Can you output the records below exactly as they are written?

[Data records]
....
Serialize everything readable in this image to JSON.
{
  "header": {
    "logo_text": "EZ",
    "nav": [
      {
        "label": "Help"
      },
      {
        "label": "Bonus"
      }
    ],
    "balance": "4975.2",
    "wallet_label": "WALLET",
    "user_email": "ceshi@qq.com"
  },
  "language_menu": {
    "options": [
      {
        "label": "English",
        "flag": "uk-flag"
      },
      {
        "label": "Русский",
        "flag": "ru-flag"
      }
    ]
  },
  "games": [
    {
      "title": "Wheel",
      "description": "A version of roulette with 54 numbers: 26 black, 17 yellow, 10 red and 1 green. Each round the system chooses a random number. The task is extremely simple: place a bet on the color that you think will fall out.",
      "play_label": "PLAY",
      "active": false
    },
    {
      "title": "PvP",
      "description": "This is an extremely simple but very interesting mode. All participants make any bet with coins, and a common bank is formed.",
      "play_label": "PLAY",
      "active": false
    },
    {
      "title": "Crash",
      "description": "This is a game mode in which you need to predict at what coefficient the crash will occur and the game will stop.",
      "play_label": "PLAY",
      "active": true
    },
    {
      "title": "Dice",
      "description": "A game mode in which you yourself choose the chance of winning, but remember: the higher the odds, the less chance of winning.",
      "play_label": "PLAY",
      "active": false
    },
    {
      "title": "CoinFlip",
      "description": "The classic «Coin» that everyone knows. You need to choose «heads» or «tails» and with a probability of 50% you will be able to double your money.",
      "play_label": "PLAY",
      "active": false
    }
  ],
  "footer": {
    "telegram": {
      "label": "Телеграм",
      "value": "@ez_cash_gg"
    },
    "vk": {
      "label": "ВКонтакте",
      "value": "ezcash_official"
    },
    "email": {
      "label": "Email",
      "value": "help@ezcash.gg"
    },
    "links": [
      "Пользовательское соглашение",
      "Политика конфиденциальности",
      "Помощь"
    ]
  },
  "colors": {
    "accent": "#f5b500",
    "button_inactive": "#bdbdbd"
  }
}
....
Task output:
Serialize everything readable in this image to JSON.
{
  "header": {
    "logo_text": "EZ",
    "nav": [
      {
        "label": "Help"
      },
      {
        "label": "Bonus"
      }
    ],
    "balance": "4975.2",
    "wallet_label": "WALLET",
    "user_email": "ceshi@qq.com"
  },
  "language_menu": {
    "options": [
      {
        "label": "English",
        "flag": "uk-flag"
      },
      {
        "label": "Русский",
        "flag": "ru-flag"
      }
    ]
  },
  "games": [
    {
      "title": "Wheel",
      "description": "A version of roulette with 54 numbers: 26 black, 17 yellow, 10 red and 1 green. Each round the system chooses a random number. The task is extremely simple: place a bet on the color that you think will fall out.",
      "play_label": "PLAY",
      "active": false
    },
    {
      "title": "PvP",
      "description": "This is an extremely simple but very interesting mode. All participants make any bet with coins, and a common bank is formed.",
      "play_label": "PLAY",
      "active": false
    },
    {
      "title": "Crash",
      "description": "This is a game mode in which you need to predict at what coefficient the crash will occur and the game will stop.",
      "play_label": "PLAY",
      "active": true
    },
    {
      "title": "Dice",
      "description": "A game mode in which you yourself choose the chance of winning, but remember: the higher the odds, the less chance of winning.",
      "play_label": "PLAY",
      "active": false
    },
    {
      "title": "CoinFlip",
      "description": "The classic «Coin» that everyone knows. You need to choose «heads» or «tails» and with a probability of 50% you will be able to double your money.",
      "play_label": "PLAY",
      "active": false
    }
  ],
  "footer": {
    "telegram": {
      "label": "Телеграм",
      "value": "@ez_cash_gg"
    },
    "vk": {
      "label": "ВКонтакте",
      "value": "ezcash_official"
    },
    "email": {
      "label": "Email",
      "value": "help@ezcash.gg"
    },
    "links": [
      "Пользовательское соглашение",
      "Политика конфиденциальности",
      "Помощь"
    ]
  },
  "colors": {
    "accent": "#f5b500",
    "button_inactive": "#bdbdbd"
  }
}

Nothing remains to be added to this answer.